Collected data entries:
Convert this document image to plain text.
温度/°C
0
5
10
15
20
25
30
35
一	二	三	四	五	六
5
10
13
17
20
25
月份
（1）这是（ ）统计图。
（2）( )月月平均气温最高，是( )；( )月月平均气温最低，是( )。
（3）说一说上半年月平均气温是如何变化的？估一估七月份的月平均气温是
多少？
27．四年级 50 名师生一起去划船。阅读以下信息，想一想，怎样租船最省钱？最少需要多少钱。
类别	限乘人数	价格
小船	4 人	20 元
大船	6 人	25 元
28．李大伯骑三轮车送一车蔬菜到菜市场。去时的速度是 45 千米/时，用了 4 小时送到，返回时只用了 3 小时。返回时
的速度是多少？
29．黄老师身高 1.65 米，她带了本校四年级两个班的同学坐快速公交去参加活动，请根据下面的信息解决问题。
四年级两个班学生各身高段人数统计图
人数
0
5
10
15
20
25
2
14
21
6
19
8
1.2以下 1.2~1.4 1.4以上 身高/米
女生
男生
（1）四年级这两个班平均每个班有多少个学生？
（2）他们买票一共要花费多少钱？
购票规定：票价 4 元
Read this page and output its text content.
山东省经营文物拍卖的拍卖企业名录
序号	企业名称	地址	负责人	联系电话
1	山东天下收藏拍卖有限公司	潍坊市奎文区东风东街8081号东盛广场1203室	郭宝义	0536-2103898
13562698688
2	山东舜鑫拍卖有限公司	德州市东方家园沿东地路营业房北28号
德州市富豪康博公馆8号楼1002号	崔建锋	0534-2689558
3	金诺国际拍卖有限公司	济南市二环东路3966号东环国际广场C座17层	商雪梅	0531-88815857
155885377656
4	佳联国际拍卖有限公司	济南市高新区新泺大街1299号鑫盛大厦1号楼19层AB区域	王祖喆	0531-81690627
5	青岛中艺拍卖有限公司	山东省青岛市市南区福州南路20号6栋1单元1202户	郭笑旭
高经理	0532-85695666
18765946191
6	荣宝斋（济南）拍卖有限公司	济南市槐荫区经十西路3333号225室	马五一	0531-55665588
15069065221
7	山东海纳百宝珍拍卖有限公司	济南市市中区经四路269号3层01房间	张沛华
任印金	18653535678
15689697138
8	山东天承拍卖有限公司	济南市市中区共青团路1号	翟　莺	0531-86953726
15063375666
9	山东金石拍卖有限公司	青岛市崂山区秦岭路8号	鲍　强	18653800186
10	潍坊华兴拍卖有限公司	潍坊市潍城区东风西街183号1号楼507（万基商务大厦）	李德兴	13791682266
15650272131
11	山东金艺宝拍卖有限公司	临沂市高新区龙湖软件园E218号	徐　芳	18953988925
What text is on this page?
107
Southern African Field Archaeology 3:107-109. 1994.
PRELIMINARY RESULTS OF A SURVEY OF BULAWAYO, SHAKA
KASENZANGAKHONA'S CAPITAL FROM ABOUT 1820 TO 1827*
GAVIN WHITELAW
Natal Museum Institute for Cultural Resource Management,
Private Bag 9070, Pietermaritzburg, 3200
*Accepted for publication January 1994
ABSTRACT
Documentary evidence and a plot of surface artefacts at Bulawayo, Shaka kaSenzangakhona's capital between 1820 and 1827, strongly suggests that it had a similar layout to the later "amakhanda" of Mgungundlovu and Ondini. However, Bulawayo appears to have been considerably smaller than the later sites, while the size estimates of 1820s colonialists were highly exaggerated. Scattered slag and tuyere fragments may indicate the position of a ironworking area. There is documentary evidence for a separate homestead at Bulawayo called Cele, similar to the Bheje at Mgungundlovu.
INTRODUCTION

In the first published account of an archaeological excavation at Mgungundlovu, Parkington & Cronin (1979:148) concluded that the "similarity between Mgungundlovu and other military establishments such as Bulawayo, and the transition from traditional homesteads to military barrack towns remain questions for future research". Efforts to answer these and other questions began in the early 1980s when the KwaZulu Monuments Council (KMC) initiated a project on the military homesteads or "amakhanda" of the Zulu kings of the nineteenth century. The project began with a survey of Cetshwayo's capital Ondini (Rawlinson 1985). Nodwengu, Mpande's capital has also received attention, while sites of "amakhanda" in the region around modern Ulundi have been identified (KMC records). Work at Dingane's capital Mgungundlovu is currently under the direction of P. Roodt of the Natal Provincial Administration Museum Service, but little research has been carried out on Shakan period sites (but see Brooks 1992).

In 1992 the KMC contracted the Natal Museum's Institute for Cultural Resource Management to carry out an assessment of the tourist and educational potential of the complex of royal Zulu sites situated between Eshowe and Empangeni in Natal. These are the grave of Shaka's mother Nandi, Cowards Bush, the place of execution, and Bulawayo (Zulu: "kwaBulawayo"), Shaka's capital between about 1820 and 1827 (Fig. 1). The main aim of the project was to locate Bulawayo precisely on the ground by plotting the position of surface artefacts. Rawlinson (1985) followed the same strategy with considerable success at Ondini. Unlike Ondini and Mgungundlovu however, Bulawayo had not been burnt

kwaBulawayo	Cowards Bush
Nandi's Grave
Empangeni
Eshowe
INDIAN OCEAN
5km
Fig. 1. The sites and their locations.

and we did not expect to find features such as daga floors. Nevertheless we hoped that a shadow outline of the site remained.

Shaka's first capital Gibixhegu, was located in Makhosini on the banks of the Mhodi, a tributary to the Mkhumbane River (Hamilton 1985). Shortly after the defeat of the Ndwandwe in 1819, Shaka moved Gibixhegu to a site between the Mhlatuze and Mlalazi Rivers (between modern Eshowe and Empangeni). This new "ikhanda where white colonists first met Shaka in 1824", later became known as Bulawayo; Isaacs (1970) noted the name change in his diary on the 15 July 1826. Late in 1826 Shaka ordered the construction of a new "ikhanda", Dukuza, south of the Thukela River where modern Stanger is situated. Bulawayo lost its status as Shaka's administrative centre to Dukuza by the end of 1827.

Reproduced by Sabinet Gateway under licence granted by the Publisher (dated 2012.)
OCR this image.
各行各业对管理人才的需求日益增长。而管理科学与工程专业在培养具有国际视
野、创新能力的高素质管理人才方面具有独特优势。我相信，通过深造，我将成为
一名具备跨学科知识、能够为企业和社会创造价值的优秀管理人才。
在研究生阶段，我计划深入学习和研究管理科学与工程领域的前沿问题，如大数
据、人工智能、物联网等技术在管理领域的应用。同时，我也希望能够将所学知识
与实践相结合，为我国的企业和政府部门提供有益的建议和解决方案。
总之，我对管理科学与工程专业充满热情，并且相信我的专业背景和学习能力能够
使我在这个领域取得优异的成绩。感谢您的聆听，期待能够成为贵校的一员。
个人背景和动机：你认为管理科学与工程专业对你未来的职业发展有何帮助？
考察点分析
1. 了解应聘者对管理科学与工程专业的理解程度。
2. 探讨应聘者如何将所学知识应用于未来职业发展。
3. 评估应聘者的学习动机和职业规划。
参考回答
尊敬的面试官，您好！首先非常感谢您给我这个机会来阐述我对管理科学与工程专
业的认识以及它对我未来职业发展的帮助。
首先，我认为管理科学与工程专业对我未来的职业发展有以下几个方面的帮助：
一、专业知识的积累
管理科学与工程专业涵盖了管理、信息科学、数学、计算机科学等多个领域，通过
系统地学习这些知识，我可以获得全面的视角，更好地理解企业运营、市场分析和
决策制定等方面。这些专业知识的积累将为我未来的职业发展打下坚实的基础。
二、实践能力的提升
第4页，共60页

The request - Copy out every entry again, exactly as it was given.

Task result -
Convert this document image to plain text.
温度/°C
0
5
10
15
20
25
30
35
一	二	三	四	五	六
5
10
13
17
20
25
月份
（1）这是（ ）统计图。
（2）( )月月平均气温最高，是( )；( )月月平均气温最低，是( )。
（3）说一说上半年月平均气温是如何变化的？估一估七月份的月平均气温是
多少？
27．四年级 50 名师生一起去划船。阅读以下信息，想一想，怎样租船最省钱？最少需要多少钱。
类别	限乘人数	价格
小船	4 人	20 元
大船	6 人	25 元
28．李大伯骑三轮车送一车蔬菜到菜市场。去时的速度是 45 千米/时，用了 4 小时送到，返回时只用了 3 小时。返回时
的速度是多少？
29．黄老师身高 1.65 米，她带了本校四年级两个班的同学坐快速公交去参加活动，请根据下面的信息解决问题。
四年级两个班学生各身高段人数统计图
人数
0
5
10
15
20
25
2
14
21
6
19
8
1.2以下 1.2~1.4 1.4以上 身高/米
女生
男生
（1）四年级这两个班平均每个班有多少个学生？
（2）他们买票一共要花费多少钱？
购票规定：票价 4 元
Read this page and output its text content.
山东省经营文物拍卖的拍卖企业名录
序号	企业名称	地址	负责人	联系电话
1	山东天下收藏拍卖有限公司	潍坊市奎文区东风东街8081号东盛广场1203室	郭宝义	0536-2103898
13562698688
2	山东舜鑫拍卖有限公司	德州市东方家园沿东地路营业房北28号
德州市富豪康博公馆8号楼1002号	崔建锋	0534-2689558
3	金诺国际拍卖有限公司	济南市二环东路3966号东环国际广场C座17层	商雪梅	0531-88815857
155885377656
4	佳联国际拍卖有限公司	济南市高新区新泺大街1299号鑫盛大厦1号楼19层AB区域	王祖喆	0531-81690627
5	青岛中艺拍卖有限公司	山东省青岛市市南区福州南路20号6栋1单元1202户	郭笑旭
高经理	0532-85695666
18765946191
6	荣宝斋（济南）拍卖有限公司	济南市槐荫区经十西路3333号225室	马五一	0531-55665588
15069065221
7	山东海纳百宝珍拍卖有限公司	济南市市中区经四路269号3层01房间	张沛华
任印金	18653535678
15689697138
8	山东天承拍卖有限公司	济南市市中区共青团路1号	翟　莺	0531-86953726
15063375666
9	山东金石拍卖有限公司	青岛市崂山区秦岭路8号	鲍　强	18653800186
10	潍坊华兴拍卖有限公司	潍坊市潍城区东风西街183号1号楼507（万基商务大厦）	李德兴	13791682266
15650272131
11	山东金艺宝拍卖有限公司	临沂市高新区龙湖软件园E218号	徐　芳	18953988925
What text is on this page?
107
Southern African Field Archaeology 3:107-109. 1994.
PRELIMINARY RESULTS OF A SURVEY OF BULAWAYO, SHAKA
KASENZANGAKHONA'S CAPITAL FROM ABOUT 1820 TO 1827*
GAVIN WHITELAW
Natal Museum Institute for Cultural Resource Management,
Private Bag 9070, Pietermaritzburg, 3200
*Accepted for publication January 1994
ABSTRACT
Documentary evidence and a plot of surface artefacts at Bulawayo, Shaka kaSenzangakhona's capital between 1820 and 1827, strongly suggests that it had a similar layout to the later "amakhanda" of Mgungundlovu and Ondini. However, Bulawayo appears to have been considerably smaller than the later sites, while the size estimates of 1820s colonialists were highly exaggerated. Scattered slag and tuyere fragments may indicate the position of a ironworking area. There is documentary evidence for a separate homestead at Bulawayo called Cele, similar to the Bheje at Mgungundlovu.
INTRODUCTION

In the first published account of an archaeological excavation at Mgungundlovu, Parkington & Cronin (1979:148) concluded that the "similarity between Mgungundlovu and other military establishments such as Bulawayo, and the transition from traditional homesteads to military barrack towns remain questions for future research". Efforts to answer these and other questions began in the early 1980s when the KwaZulu Monuments Council (KMC) initiated a project on the military homesteads or "amakhanda" of the Zulu kings of the nineteenth century. The project began with a survey of Cetshwayo's capital Ondini (Rawlinson 1985). Nodwengu, Mpande's capital has also received attention, while sites of "amakhanda" in the region around modern Ulundi have been identified (KMC records). Work at Dingane's capital Mgungundlovu is currently under the direction of P. Roodt of the Natal Provincial Administration Museum Service, but little research has been carried out on Shakan period sites (but see Brooks 1992).

In 1992 the KMC contracted the Natal Museum's Institute for Cultural Resource Management to carry out an assessment of the tourist and educational potential of the complex of royal Zulu sites situated between Eshowe and Empangeni in Natal. These are the grave of Shaka's mother Nandi, Cowards Bush, the place of execution, and Bulawayo (Zulu: "kwaBulawayo"), Shaka's capital between about 1820 and 1827 (Fig. 1). The main aim of the project was to locate Bulawayo precisely on the ground by plotting the position of surface artefacts. Rawlinson (1985) followed the same strategy with considerable success at Ondini. Unlike Ondini and Mgungundlovu however, Bulawayo had not been burnt

kwaBulawayo	Cowards Bush
Nandi's Grave
Empangeni
Eshowe
INDIAN OCEAN
5km
Fig. 1. The sites and their locations.

and we did not expect to find features such as daga floors. Nevertheless we hoped that a shadow outline of the site remained.

Shaka's first capital Gibixhegu, was located in Makhosini on the banks of the Mhodi, a tributary to the Mkhumbane River (Hamilton 1985). Shortly after the defeat of the Ndwandwe in 1819, Shaka moved Gibixhegu to a site between the Mhlatuze and Mlalazi Rivers (between modern Eshowe and Empangeni). This new "ikhanda where white colonists first met Shaka in 1824", later became known as Bulawayo; Isaacs (1970) noted the name change in his diary on the 15 July 1826. Late in 1826 Shaka ordered the construction of a new "ikhanda", Dukuza, south of the Thukela River where modern Stanger is situated. Bulawayo lost its status as Shaka's administrative centre to Dukuza by the end of 1827.

Reproduced by Sabinet Gateway under licence granted by the Publisher (dated 2012.)
OCR this image.
各行各业对管理人才的需求日益增长。而管理科学与工程专业在培养具有国际视
野、创新能力的高素质管理人才方面具有独特优势。我相信，通过深造，我将成为
一名具备跨学科知识、能够为企业和社会创造价值的优秀管理人才。
在研究生阶段，我计划深入学习和研究管理科学与工程领域的前沿问题，如大数
据、人工智能、物联网等技术在管理领域的应用。同时，我也希望能够将所学知识
与实践相结合，为我国的企业和政府部门提供有益的建议和解决方案。
总之，我对管理科学与工程专业充满热情，并且相信我的专业背景和学习能力能够
使我在这个领域取得优异的成绩。感谢您的聆听，期待能够成为贵校的一员。
个人背景和动机：你认为管理科学与工程专业对你未来的职业发展有何帮助？
考察点分析
1. 了解应聘者对管理科学与工程专业的理解程度。
2. 探讨应聘者如何将所学知识应用于未来职业发展。
3. 评估应聘者的学习动机和职业规划。
参考回答
尊敬的面试官，您好！首先非常感谢您给我这个机会来阐述我对管理科学与工程专
业的认识以及它对我未来职业发展的帮助。
首先，我认为管理科学与工程专业对我未来的职业发展有以下几个方面的帮助：
一、专业知识的积累
管理科学与工程专业涵盖了管理、信息科学、数学、计算机科学等多个领域，通过
系统地学习这些知识，我可以获得全面的视角，更好地理解企业运营、市场分析和
决策制定等方面。这些专业知识的积累将为我未来的职业发展打下坚实的基础。
二、实践能力的提升
第4页，共60页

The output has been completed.